#### [ESTRATTO]
_____

Criptovalute, plusvalenze al 33%: cosa cambia davvero dal 2026
Il cambiamento più rilevante riguarda la piena operatività dell’aliquota del 33% sulle plusvalenze e sugli altri proventi derivanti da cripto-attività. L’aumento dell’aliquota non nasce con la manovra 2026, ma discende da una previsione già contenuta nella legge di bilancio 2025, che ne aveva semplicemente rinviato l’efficacia.
Dal punto di vista tecnico, l’imposta si applica a tutte le plusvalenze realizzate dal 1° gennaio 2026 in avanti, indipendentemente dalla data di acquisto degli asset digitali. Conta esclusivamente il momento del realizzo, secondo il principio di cassa: anche plusvalenze maturate nel corso di più anni vengono tassate integralmente con l’aliquota vigente al momento della vendita o conversione.
L’assenza di meccanismi di salvaguardia legati alla data di acquisto segna una netta discontinuità rispetto ad altri strumenti finanziari e rende più onerosa la gestione fiscale degli investimenti crypto di lungo periodo.
Rivalutazione e strumenti indiretti: dove resta la tassazione al 26%
Non tutti gli investitori saranno però colpiti in modo uniforme dall’aliquota del 33%. Chi ha effettuato la rivalutazione fiscale delle cripto-attività entro novembre 2025 potrà beneficiare di una base imponibile ridotta: il 33% si applicherà solo sulla differenza tra il valore di realizzo e il valore rivalutato.

_____

#### [COSA OCCORRE]
Prosegui l'estratto sulla tassazione delle criptovalute a partire dall'ultima frase riportata. Le righe riportate di seguito costituiscono materiale a sé stante, distinto dall'estratto.

#### [Estratti da un dataset]
_____

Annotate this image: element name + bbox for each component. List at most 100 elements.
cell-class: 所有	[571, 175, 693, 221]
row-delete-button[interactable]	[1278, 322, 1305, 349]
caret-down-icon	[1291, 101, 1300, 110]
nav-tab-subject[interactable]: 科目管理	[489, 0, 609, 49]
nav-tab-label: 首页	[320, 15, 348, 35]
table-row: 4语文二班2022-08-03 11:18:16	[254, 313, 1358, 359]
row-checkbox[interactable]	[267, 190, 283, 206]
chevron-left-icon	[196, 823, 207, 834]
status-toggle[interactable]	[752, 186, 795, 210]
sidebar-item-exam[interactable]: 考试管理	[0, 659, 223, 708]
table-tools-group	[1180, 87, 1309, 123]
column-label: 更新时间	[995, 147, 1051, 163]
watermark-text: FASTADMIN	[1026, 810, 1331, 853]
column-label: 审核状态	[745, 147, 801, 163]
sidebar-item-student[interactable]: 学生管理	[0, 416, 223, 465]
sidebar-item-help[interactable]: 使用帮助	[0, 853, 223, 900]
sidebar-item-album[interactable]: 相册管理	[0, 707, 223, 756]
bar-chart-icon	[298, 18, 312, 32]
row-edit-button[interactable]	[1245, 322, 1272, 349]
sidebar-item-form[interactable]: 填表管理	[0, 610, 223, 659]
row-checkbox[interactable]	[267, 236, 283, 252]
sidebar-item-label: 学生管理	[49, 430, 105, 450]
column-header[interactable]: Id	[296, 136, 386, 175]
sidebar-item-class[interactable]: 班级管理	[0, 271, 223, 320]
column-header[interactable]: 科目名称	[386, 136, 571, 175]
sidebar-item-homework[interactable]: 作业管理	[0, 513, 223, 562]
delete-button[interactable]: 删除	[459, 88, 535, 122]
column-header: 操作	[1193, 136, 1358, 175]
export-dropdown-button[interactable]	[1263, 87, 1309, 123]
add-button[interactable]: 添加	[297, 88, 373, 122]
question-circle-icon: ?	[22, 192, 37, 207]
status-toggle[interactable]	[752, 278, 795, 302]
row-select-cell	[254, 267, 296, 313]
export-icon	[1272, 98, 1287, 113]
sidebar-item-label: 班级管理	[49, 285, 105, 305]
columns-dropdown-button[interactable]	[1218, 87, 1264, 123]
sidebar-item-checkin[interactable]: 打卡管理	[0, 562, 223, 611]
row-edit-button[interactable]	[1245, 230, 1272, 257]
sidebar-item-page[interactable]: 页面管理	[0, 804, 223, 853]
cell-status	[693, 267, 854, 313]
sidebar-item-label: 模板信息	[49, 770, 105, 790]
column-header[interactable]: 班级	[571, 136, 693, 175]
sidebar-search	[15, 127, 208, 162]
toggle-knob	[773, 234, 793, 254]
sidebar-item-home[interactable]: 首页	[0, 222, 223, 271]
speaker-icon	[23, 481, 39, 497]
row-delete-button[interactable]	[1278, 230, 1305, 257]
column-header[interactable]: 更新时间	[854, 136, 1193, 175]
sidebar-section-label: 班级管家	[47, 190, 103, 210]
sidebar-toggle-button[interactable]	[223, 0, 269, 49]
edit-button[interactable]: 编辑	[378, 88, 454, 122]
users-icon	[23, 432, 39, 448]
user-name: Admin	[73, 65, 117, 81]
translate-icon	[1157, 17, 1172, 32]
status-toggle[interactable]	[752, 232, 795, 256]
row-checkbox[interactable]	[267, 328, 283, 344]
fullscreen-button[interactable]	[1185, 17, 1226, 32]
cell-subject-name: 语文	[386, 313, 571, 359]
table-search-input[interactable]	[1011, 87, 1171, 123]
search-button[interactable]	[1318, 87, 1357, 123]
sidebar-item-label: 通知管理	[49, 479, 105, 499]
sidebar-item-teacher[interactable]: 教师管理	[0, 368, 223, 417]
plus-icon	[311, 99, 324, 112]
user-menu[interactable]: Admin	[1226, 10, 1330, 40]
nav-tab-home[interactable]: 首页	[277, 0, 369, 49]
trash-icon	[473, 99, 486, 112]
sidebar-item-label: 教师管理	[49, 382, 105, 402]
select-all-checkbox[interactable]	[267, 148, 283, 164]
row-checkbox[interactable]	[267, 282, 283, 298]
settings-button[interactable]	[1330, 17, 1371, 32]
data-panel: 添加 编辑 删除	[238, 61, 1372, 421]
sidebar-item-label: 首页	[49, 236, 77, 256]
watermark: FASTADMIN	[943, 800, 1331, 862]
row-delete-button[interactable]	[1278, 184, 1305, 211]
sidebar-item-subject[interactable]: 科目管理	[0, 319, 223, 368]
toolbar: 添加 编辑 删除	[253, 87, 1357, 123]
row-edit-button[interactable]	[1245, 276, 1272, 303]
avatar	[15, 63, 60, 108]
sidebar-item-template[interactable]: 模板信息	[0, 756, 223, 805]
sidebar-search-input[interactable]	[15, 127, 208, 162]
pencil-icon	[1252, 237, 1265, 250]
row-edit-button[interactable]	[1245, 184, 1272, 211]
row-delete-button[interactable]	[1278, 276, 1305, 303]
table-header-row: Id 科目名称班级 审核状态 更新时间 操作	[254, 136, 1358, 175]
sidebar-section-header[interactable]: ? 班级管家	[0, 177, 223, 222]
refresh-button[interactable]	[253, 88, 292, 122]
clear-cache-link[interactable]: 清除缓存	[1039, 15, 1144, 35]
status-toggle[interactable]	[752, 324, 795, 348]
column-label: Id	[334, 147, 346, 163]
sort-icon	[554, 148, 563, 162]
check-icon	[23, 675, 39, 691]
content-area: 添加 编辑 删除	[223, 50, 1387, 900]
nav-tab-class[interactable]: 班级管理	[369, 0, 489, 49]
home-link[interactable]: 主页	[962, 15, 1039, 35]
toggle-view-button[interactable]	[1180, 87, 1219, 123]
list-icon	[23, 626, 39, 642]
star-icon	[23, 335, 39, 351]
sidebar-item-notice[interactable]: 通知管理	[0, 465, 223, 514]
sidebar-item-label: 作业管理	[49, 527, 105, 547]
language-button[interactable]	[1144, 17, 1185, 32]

_____

#### [RISPOSTA AL COMPITO]
Inoltre, la legge di bilancio 2026 non modifica il regime fiscale degli strumenti che offrono un’esposizione indiretta alle criptovalute, come ETP ed ETC basati su asset digitali. Questi prodotti restano qualificati come strumenti finanziari tradizionali e continuano a essere tassati al 26%.
Si crea così un’evidente asimmetria fiscale tra detenzione diretta di criptovalute e investimento tramite strumenti quotati, un punto che continua a sollevare perplessità tra gli operatori.
Stablecoin in euro: regime agevolato e neutralità fiscale
Una delle novità più significative riguarda le stablecoin denominate in euro conformi al regolamento MiCA, tecnicamente qualificate come token di moneta elettronica (EMT). Per questa categoria specifica di cripto-attività, il legislatore ha previsto un regime fiscale differenziato.
I redditi e i proventi derivanti da detenzione, cessione o impiego di stablecoin in euro MiCA-compliant restano soggetti all’aliquota del 26%, anziché al 33%. Inoltre, la normativa chiarisce che non costituiscono eventi fiscalmente rilevanti né la conversione tra euro e stablecoin in euro, né il rimborso al valore nominale.
La scelta va letta come un tentativo di favorire strumenti digitali pienamente regolamentati e integrati nel sistema finanziario europeo, in linea con gli obiettivi del MiCA.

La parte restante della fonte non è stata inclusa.